Home

Rechtbank Arnhem, 07-04-2011, ECLI:NL:RBARN:2011:1188 BQ0419, AWB 07/5395

Rechtbank Arnhem, 07-04-2011, ECLI:NL:RBARN:2011:1188 BQ0419, AWB 07/5395

Gegevens

Instantie
Rechtbank Arnhem
Datum uitspraak
7 april 2011
Datum publicatie
7 april 2011
ECLI
ECLI:NL:RBARN:2011:BQ0419
Zaaknummer
AWB 07/5395

Inhoudsindicatie

Artikel 36 IW 1990. Melding betalingsonmacht niet tijdig gedaan door bestuurder. Loonheffingen zijn wel aangegeven maar daarop is niet afgedragen. Eiser heeft niet aannemelijk kunnen maken dat al eerder een melding is ingediend bij de ontvanger. Ook was de ontvanger niet al door eerdere betalingsachterstanden op de hoogte van de later onstane betalingsonmacht. Niet tijdig melden is te wijten aan eiser, zodat hij niet wordt toegelaten tot het leveren van het bewijs dat het vermoeden, dat niet-betalen loonheffingen niet aan zijn onbehoorlijk bestuur is te wijten, onjuist is.

Uitspraak

RECHTBANK ARNHEM

Sector bestuursrecht, meervoudige belastingkamer

registratienummer: AWB 07/5395

uitspraak ingevolge artikel 8:77 van de Algemene wet bestuursrecht (Awb)

van 7 april 2011

inzake

[X], wonende te [Z], eiser,

tegen

de ontvanger van de Belastingdienst/Oost, kantoor Enschede, verweerder.

1. Ontstaan en loop van het geding

Verweerder heeft eiser bij beschikking van 7 mei 2007 (kenmerk [000].E06.7.018) krachtens artikel 49 van de Invorderingswet 1990 (hierna: IW 1990) aansprakelijk gesteld voor een bedrag van € 144.333 ter zake van onbetaald gebleven loonbelastingschulden van [A] B.V. voor de tijdvakken januari 2006 tot en met juni 2006.

BESCHIKBARE GEGEVENS:
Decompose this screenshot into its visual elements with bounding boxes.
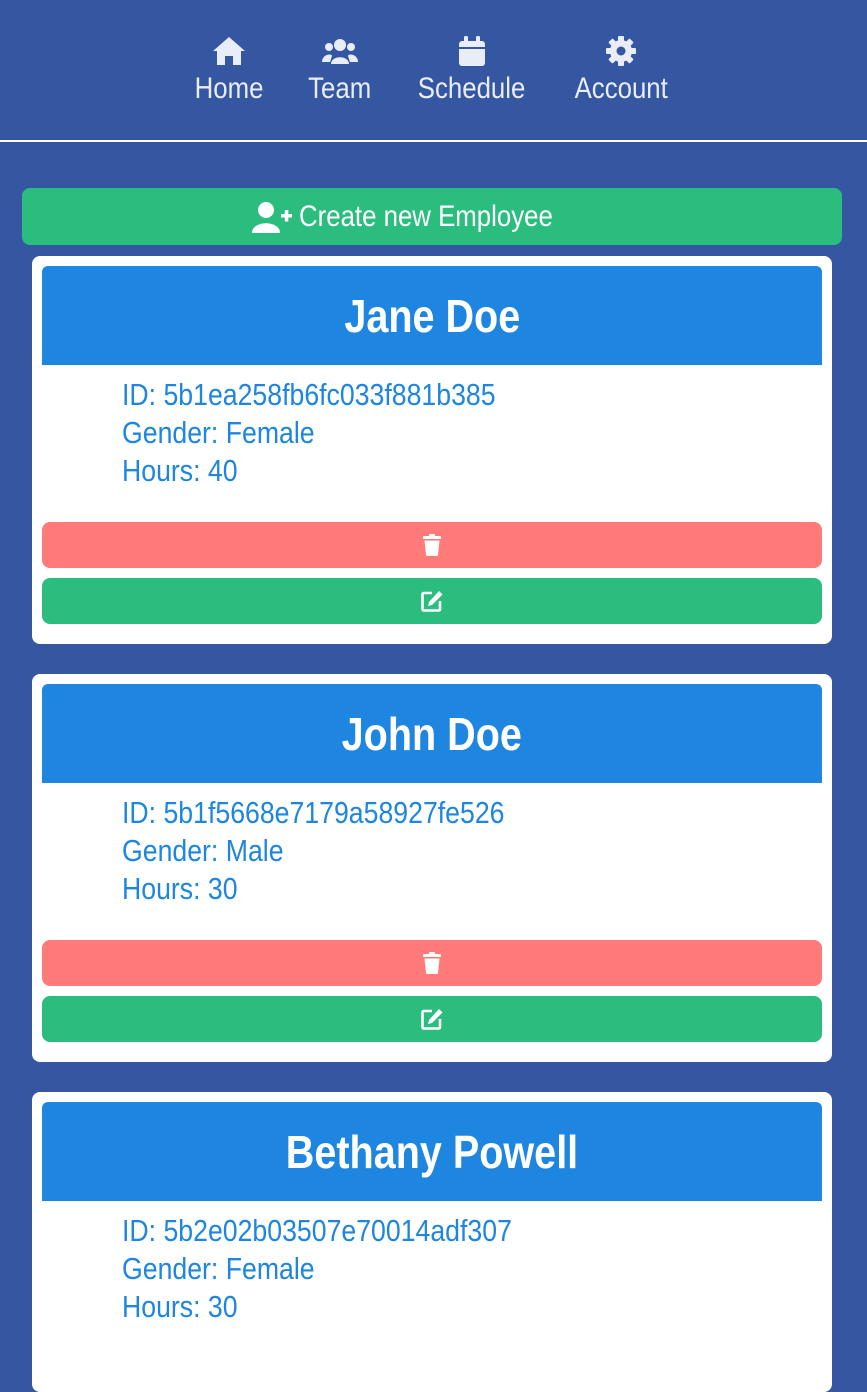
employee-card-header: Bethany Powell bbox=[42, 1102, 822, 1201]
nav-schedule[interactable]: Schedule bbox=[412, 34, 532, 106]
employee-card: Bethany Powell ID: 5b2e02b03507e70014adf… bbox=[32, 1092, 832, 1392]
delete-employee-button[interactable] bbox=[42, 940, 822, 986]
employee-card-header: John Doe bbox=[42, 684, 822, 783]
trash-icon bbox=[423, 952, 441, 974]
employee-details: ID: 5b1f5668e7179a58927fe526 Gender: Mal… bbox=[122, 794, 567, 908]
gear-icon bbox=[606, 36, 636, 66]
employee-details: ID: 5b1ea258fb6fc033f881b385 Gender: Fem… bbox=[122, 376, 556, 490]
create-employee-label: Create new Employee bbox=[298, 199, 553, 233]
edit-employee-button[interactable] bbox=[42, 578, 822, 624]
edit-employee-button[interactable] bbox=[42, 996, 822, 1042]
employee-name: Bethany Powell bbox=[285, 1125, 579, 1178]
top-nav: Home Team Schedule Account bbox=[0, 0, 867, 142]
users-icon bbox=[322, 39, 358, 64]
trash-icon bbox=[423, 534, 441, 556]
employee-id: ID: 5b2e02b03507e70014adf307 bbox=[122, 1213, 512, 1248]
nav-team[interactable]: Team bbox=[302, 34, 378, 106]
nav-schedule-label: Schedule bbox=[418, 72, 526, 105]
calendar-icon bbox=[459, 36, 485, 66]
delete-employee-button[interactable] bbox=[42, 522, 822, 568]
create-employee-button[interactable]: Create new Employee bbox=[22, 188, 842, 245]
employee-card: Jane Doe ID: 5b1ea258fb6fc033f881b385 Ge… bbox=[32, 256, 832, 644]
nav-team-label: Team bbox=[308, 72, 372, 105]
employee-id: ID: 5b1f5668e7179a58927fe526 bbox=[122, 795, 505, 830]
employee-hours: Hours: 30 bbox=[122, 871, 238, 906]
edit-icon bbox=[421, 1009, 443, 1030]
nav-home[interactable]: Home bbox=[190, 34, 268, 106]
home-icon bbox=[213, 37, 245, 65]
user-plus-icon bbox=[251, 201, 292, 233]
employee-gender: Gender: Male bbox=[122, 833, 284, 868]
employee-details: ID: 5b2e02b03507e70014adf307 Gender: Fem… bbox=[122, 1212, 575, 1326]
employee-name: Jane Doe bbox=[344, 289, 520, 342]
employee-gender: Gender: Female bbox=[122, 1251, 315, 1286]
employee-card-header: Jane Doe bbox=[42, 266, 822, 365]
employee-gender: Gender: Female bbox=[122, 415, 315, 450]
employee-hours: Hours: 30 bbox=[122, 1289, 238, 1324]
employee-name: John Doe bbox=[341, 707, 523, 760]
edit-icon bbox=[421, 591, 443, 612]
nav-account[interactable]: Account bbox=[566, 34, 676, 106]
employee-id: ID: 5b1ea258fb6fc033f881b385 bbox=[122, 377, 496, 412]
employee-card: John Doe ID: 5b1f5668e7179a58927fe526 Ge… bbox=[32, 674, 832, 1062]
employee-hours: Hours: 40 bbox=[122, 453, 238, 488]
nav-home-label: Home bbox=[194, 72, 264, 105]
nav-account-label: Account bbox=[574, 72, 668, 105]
==
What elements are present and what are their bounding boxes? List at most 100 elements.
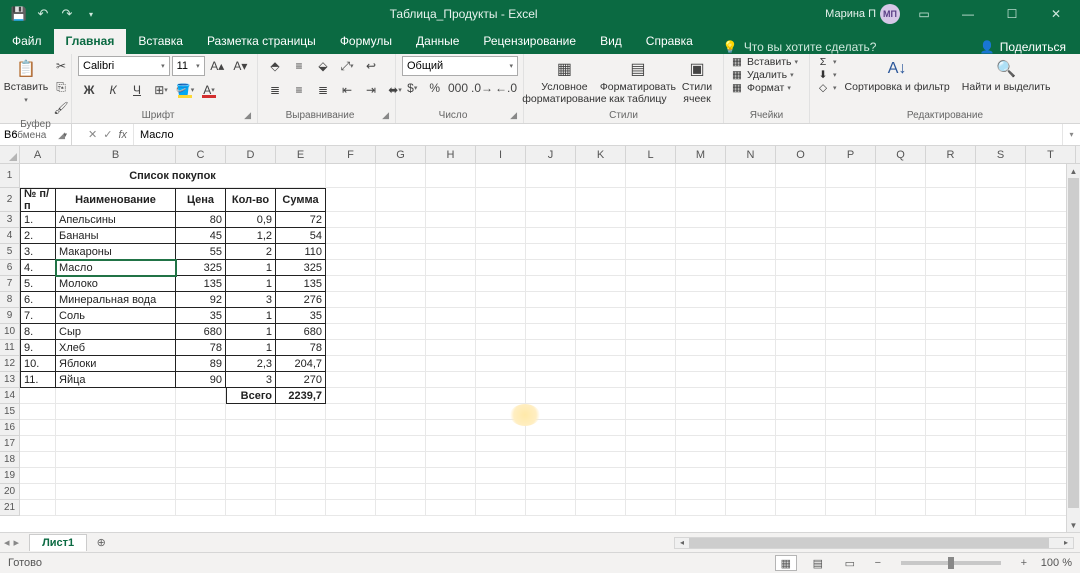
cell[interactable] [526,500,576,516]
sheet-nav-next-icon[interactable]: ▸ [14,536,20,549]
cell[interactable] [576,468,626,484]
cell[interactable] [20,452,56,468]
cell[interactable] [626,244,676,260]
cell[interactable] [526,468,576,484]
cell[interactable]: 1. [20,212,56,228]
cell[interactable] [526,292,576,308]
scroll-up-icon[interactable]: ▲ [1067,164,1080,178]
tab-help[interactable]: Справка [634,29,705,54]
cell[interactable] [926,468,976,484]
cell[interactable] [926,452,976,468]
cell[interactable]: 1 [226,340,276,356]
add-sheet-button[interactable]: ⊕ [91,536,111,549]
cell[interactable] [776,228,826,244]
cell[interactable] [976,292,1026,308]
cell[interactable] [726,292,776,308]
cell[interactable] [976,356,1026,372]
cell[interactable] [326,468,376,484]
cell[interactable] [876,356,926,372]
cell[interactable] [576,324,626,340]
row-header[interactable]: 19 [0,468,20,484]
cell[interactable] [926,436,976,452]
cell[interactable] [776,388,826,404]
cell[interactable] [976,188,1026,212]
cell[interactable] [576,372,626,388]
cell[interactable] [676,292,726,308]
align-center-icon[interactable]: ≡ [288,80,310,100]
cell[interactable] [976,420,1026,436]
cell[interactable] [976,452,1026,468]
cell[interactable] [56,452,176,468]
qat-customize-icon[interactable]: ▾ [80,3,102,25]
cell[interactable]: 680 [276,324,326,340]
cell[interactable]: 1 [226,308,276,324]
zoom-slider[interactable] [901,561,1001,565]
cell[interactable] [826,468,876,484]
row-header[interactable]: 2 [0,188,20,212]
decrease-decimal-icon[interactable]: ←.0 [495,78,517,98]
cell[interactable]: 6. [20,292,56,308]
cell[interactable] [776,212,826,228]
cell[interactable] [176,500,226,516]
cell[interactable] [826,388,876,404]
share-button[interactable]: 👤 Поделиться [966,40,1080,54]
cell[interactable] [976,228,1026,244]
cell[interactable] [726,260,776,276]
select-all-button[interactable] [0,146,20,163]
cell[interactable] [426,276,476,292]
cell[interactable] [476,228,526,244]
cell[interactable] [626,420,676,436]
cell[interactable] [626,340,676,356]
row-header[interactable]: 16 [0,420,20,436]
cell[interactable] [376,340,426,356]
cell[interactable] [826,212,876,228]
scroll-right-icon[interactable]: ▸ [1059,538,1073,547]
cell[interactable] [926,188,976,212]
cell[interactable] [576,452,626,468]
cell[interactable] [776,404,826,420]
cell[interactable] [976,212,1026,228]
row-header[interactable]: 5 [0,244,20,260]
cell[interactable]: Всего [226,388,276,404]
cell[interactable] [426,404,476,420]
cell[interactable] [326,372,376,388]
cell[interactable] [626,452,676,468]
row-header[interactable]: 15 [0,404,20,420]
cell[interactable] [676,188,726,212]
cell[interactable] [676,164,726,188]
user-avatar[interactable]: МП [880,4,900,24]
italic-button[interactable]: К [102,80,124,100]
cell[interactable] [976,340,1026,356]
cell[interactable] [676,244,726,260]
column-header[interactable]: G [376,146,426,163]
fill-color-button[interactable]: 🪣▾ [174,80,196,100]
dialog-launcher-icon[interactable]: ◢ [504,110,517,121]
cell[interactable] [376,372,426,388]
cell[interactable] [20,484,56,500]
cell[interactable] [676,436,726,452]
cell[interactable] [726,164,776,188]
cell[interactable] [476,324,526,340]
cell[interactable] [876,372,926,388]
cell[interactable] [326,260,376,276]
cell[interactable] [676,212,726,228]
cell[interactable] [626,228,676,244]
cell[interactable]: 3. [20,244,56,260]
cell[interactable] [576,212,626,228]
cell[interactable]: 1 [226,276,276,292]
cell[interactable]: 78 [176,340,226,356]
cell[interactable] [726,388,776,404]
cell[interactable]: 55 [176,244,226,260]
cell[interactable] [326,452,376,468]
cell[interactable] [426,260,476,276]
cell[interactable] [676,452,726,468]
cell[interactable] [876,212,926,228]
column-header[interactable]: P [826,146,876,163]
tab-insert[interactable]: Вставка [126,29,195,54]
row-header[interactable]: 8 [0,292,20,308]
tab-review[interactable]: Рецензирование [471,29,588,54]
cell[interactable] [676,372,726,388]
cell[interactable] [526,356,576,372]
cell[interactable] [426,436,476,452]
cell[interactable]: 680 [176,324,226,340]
---
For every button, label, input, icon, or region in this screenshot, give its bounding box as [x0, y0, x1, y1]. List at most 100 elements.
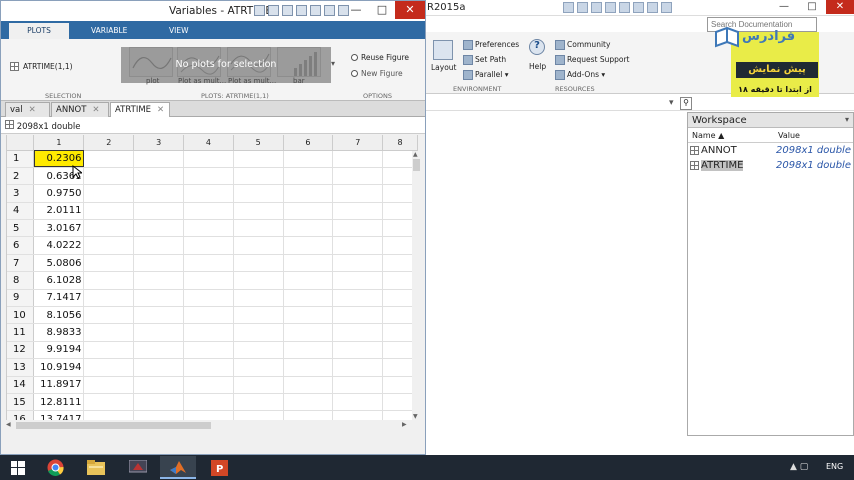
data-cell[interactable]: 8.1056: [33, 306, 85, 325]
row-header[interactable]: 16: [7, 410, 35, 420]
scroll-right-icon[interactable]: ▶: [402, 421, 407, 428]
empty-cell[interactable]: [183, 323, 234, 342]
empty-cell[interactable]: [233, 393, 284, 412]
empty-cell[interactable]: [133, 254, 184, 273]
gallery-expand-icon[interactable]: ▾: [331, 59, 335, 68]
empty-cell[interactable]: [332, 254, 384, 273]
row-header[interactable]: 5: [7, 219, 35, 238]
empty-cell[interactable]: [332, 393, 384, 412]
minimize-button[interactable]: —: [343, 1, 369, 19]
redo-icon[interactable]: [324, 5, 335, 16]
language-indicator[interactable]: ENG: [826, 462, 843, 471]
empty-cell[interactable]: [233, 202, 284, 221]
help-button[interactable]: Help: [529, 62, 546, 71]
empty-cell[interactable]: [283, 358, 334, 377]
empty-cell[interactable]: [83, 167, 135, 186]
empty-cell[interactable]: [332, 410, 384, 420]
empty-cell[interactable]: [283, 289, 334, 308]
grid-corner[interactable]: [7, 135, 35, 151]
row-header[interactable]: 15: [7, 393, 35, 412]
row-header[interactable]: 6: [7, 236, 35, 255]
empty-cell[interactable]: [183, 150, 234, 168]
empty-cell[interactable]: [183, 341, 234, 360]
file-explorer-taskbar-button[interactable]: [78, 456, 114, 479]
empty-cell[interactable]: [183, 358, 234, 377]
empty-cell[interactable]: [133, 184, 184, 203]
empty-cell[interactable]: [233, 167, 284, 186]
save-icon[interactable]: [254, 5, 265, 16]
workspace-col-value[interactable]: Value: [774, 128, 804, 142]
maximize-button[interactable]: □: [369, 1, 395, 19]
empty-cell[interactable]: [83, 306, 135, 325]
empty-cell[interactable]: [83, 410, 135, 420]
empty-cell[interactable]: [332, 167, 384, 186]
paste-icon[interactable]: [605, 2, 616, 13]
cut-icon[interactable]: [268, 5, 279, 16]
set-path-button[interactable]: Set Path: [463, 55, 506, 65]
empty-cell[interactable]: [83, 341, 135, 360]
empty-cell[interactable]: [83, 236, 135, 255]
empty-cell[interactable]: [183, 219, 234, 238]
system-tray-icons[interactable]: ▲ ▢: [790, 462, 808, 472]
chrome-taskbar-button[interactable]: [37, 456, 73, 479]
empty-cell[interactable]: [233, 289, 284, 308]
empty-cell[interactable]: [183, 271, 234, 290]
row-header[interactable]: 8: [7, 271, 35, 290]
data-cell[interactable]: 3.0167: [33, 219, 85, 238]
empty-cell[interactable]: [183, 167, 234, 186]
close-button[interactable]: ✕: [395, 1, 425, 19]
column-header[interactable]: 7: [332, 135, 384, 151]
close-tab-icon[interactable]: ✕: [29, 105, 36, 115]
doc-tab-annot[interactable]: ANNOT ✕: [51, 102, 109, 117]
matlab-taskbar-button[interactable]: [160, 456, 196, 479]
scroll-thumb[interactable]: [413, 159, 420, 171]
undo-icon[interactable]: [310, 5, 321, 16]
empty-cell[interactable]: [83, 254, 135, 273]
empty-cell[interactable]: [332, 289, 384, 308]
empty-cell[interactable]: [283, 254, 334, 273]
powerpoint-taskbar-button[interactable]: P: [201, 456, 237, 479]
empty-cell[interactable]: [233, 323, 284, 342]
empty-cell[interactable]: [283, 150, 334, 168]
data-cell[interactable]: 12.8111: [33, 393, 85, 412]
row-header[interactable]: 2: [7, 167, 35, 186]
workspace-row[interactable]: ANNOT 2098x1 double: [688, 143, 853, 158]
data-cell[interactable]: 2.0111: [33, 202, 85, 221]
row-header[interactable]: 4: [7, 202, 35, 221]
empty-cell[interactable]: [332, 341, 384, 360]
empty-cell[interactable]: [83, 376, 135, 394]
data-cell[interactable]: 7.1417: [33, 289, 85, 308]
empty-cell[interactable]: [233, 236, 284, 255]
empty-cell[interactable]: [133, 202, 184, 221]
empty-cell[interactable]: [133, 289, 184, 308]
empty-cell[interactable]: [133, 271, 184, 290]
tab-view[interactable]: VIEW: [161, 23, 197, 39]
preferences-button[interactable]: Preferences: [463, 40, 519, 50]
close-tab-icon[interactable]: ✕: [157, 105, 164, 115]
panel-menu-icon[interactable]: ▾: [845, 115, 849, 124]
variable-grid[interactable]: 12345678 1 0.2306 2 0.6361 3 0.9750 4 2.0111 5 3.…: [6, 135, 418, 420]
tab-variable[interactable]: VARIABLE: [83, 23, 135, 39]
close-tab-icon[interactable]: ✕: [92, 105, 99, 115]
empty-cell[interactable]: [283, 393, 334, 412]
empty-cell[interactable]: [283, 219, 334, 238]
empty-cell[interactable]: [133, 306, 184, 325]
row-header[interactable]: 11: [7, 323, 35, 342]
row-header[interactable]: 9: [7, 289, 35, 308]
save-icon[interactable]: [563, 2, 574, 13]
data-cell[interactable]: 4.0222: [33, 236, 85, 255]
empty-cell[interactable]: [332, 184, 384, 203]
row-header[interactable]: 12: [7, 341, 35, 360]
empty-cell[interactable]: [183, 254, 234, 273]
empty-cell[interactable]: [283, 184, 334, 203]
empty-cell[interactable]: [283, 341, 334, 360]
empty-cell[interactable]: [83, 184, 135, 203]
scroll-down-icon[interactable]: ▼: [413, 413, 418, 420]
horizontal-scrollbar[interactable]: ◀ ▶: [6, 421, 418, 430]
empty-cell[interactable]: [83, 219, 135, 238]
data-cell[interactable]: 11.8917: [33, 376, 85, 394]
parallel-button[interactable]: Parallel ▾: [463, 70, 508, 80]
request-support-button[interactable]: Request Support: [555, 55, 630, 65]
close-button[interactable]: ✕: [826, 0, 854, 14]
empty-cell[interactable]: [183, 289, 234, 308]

OPDRACHT 1: Schrijf woord voor woord over wat in de uitspraak staat tussen "[X], wonende te" en "met juni 2006.", beide stukken meegerekend.
OPDRACHT 2: Welke kopjes staan er in de uitspraak onder "Gegevens"? Zet bij elk kopje de waarde die erbij hoort.

UITWERKING 1:
[X], wonende te [Z], eiser,

tegen

de ontvanger van de Belastingdienst/Oost, kantoor Enschede, verweerder.

1. Ontstaan en loop van het geding

Verweerder heeft eiser bij beschikking van 7 mei 2007 (kenmerk [000].E06.7.018) krachtens artikel 49 van de Invorderingswet 1990 (hierna: IW 1990) aansprakelijk gesteld voor een bedrag van € 144.333 ter zake van onbetaald gebleven loonbelastingschulden van [A] B.V. voor de tijdvakken januari 2006 tot en met juni 2006.

UITWERKING 2:
- Instantie: Rechtbank Arnhem
- Datum uitspraak: 7 april 2011
- Datum publicatie: 7 april 2011
- ECLI: ECLI:NL:RBARN:2011:BQ0419
- Zaaknummer: AWB 07/5395